(Entries from a dataset)
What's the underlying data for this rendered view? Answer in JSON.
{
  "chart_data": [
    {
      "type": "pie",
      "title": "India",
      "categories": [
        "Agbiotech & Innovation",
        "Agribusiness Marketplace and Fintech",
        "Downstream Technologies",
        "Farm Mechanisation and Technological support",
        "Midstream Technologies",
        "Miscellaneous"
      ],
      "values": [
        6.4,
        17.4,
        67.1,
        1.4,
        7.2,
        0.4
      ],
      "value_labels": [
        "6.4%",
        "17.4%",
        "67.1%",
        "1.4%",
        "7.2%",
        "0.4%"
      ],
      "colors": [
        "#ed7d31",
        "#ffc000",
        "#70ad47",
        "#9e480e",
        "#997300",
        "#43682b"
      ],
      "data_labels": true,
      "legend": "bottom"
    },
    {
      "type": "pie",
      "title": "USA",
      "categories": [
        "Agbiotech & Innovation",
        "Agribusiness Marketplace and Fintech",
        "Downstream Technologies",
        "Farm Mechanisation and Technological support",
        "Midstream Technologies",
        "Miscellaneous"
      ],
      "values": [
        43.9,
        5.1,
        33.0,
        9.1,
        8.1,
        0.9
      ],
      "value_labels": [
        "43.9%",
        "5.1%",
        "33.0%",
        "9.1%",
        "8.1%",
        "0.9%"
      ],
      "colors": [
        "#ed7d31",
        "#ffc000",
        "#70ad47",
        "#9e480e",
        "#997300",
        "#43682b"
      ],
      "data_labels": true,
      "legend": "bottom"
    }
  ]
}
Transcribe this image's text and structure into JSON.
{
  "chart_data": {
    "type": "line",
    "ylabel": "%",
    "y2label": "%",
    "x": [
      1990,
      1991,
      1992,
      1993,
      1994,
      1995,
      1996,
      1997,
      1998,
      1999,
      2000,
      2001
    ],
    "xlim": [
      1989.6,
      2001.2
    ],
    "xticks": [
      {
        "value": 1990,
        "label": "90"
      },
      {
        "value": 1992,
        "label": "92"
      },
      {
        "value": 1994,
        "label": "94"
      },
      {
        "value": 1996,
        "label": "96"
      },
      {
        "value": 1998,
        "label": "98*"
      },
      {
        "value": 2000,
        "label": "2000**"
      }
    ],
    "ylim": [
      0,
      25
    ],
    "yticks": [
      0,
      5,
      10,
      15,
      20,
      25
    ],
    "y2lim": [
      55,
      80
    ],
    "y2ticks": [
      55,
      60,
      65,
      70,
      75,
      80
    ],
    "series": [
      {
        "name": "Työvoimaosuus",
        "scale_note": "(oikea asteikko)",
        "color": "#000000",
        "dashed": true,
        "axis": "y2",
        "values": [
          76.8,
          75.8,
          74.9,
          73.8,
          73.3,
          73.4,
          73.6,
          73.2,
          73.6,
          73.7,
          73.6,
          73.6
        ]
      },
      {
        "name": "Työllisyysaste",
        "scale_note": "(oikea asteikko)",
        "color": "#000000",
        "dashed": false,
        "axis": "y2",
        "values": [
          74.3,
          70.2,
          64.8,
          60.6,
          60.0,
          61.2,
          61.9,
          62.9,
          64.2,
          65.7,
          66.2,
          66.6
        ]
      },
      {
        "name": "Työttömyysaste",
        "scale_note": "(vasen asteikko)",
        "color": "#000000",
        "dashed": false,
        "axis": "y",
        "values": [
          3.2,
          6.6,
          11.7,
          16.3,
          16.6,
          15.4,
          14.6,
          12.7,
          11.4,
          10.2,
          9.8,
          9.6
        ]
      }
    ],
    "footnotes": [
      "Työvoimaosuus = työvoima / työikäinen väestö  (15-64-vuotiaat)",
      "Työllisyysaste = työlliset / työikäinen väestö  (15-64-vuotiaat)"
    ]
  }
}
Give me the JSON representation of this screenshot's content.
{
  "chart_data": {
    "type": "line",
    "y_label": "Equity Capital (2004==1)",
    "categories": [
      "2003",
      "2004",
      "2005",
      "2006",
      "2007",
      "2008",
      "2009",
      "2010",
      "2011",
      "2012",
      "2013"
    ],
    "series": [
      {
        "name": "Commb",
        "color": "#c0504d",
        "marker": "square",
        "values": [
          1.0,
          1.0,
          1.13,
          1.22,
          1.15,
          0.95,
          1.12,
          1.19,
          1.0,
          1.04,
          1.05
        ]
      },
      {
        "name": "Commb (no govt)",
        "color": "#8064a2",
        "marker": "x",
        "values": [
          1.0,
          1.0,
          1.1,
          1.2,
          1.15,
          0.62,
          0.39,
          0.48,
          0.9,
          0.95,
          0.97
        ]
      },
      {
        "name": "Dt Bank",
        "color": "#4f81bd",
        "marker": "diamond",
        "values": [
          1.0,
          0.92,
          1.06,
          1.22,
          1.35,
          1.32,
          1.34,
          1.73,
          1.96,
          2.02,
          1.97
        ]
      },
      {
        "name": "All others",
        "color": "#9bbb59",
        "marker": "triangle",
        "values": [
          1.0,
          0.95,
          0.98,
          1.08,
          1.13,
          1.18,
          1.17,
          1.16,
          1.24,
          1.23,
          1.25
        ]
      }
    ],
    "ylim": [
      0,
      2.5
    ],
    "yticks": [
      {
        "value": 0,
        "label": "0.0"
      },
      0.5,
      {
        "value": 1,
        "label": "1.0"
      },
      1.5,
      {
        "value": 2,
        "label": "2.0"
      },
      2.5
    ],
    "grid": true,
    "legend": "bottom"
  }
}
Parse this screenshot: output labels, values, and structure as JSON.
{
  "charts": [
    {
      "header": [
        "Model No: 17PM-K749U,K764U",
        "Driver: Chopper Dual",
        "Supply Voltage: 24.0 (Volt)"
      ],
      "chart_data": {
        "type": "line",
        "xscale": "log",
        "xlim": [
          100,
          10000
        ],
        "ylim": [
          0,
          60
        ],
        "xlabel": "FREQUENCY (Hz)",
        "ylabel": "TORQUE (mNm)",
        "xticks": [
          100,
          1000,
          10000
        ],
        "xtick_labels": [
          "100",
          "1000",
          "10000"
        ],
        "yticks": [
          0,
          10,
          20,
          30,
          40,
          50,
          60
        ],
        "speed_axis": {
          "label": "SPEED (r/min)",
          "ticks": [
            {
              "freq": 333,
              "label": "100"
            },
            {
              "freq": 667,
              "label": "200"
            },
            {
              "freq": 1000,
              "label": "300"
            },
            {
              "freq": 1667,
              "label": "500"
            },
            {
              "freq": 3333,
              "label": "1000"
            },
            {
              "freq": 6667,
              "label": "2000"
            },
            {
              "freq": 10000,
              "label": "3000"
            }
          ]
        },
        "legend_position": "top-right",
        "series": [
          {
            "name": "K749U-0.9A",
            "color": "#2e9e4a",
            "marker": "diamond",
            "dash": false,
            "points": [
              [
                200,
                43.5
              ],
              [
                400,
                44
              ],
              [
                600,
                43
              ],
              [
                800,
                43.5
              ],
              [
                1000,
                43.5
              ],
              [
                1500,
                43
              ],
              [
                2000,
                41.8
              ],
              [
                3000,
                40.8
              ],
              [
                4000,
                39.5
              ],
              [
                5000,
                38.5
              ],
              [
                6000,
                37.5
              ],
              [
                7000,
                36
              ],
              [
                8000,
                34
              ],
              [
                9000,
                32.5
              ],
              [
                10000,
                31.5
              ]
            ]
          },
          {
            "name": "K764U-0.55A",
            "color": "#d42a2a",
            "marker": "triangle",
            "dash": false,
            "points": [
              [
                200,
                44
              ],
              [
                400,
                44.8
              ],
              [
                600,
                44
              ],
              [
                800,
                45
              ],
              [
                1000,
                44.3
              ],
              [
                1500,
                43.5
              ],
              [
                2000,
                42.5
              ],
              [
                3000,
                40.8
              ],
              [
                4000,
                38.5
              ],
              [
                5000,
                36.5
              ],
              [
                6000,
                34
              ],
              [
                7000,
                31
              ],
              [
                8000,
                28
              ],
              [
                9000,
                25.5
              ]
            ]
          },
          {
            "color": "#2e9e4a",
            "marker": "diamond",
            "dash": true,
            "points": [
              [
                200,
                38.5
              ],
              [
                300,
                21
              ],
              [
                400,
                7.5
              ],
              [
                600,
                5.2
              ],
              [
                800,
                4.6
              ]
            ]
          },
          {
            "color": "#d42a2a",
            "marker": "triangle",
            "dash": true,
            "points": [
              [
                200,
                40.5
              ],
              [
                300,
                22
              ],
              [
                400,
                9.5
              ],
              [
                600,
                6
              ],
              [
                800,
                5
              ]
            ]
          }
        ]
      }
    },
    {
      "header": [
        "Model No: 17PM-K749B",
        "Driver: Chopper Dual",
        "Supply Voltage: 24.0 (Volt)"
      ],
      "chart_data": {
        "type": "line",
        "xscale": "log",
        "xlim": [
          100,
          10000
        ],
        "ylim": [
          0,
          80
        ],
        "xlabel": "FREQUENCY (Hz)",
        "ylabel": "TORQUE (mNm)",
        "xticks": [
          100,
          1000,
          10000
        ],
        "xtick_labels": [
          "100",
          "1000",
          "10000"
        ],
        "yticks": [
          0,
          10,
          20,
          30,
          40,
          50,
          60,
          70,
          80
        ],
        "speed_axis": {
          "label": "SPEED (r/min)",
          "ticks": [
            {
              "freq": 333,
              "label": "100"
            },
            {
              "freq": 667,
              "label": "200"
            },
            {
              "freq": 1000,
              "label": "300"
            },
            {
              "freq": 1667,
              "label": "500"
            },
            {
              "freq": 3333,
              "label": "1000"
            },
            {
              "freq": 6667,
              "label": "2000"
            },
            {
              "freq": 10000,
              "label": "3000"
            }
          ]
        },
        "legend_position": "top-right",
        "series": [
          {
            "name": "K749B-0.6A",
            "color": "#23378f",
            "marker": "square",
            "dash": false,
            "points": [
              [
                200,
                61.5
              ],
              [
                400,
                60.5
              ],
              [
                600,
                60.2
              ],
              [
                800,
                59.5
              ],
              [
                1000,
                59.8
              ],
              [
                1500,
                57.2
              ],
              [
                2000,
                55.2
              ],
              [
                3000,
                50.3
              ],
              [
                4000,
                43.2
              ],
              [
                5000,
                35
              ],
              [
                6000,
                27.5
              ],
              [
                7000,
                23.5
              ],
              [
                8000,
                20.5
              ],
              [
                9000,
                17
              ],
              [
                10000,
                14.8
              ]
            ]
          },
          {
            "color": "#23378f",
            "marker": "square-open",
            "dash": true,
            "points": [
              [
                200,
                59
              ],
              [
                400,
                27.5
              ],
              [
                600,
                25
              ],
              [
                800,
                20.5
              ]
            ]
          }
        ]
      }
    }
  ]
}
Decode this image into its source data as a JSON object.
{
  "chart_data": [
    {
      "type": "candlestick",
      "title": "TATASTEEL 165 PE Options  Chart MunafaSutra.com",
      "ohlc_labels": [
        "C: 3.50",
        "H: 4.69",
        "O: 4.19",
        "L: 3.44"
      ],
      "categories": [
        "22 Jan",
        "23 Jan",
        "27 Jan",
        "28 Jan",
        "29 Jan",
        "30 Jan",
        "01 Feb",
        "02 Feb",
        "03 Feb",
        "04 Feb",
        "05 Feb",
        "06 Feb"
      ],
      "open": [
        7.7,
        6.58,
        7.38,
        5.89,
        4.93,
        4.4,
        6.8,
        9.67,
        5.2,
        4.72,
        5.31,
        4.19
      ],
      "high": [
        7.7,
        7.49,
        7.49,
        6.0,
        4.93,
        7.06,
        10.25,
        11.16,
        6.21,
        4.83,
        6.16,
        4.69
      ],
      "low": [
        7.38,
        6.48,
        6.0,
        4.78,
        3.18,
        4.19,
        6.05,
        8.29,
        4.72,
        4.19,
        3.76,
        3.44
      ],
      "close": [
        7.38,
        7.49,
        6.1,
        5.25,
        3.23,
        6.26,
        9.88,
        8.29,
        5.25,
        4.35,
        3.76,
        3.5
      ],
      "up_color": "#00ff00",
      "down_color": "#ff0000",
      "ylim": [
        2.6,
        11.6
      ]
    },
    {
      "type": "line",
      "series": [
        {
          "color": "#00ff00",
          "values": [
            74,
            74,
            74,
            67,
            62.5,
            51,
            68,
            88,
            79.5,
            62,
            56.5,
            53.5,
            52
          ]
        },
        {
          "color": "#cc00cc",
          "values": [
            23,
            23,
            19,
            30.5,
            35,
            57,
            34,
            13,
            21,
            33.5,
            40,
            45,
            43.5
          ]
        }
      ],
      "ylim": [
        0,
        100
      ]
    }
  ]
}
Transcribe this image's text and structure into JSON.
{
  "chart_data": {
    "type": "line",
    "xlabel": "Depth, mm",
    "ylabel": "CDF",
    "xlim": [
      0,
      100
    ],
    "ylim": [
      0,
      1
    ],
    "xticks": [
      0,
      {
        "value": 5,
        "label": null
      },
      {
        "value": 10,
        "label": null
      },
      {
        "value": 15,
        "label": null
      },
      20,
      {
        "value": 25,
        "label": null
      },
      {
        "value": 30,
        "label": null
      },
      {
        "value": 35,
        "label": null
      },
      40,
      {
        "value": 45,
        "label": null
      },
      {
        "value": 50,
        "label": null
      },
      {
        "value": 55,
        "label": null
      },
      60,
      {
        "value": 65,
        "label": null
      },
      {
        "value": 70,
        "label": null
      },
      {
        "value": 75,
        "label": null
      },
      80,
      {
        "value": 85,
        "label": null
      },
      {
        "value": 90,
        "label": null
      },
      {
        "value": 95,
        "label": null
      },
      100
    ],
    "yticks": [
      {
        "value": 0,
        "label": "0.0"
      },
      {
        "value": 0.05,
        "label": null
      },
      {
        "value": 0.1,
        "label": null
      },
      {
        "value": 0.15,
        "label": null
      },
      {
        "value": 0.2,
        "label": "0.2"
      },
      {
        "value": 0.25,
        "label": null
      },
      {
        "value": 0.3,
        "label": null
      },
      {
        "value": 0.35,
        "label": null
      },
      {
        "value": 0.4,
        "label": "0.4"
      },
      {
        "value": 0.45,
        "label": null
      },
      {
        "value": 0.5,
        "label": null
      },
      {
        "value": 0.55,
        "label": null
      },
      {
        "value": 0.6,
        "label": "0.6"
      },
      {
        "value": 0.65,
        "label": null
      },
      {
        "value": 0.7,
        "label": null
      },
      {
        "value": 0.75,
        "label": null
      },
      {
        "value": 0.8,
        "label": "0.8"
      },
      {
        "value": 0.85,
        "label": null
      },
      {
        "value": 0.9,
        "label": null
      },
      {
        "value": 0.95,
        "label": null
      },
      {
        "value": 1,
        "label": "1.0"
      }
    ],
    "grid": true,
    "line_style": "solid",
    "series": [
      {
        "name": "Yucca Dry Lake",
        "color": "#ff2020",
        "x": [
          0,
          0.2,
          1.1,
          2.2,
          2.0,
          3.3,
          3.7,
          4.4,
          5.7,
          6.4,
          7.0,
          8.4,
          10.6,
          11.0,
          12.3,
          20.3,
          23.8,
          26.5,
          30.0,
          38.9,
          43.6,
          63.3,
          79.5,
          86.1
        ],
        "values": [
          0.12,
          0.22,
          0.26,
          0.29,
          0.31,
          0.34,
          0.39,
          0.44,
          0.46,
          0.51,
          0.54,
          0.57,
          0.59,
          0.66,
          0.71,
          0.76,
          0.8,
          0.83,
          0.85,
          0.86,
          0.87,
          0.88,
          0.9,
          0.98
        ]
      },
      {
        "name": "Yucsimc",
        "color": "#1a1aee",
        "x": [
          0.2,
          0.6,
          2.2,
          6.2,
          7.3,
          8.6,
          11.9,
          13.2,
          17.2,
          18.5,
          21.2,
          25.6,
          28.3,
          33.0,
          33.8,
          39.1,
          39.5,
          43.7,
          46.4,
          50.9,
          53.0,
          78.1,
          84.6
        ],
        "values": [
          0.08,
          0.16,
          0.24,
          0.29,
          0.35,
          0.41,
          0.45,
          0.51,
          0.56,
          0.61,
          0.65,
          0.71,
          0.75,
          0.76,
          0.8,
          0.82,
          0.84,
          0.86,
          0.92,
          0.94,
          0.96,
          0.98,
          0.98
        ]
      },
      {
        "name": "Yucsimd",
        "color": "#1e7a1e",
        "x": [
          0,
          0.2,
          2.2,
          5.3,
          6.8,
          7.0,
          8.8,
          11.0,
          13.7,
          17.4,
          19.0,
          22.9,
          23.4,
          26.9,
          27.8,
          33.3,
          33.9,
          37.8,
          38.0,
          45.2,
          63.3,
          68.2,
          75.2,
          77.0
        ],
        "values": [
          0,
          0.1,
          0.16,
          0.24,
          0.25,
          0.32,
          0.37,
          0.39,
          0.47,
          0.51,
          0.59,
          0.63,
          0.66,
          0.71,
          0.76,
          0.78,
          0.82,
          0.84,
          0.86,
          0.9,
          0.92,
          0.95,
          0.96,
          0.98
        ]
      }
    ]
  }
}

#### WHAT THIS TASK INVOLVES
Which lines hold the word "vuotiaat"? Copy each of them from the records.

#### FINISHED EXERCISE
      "Työvoimaosuus = työvoima / työikäinen väestö  (15-64-vuotiaat)",
      "Työllisyysaste = työlliset / työikäinen väestö  (15-64-vuotiaat)"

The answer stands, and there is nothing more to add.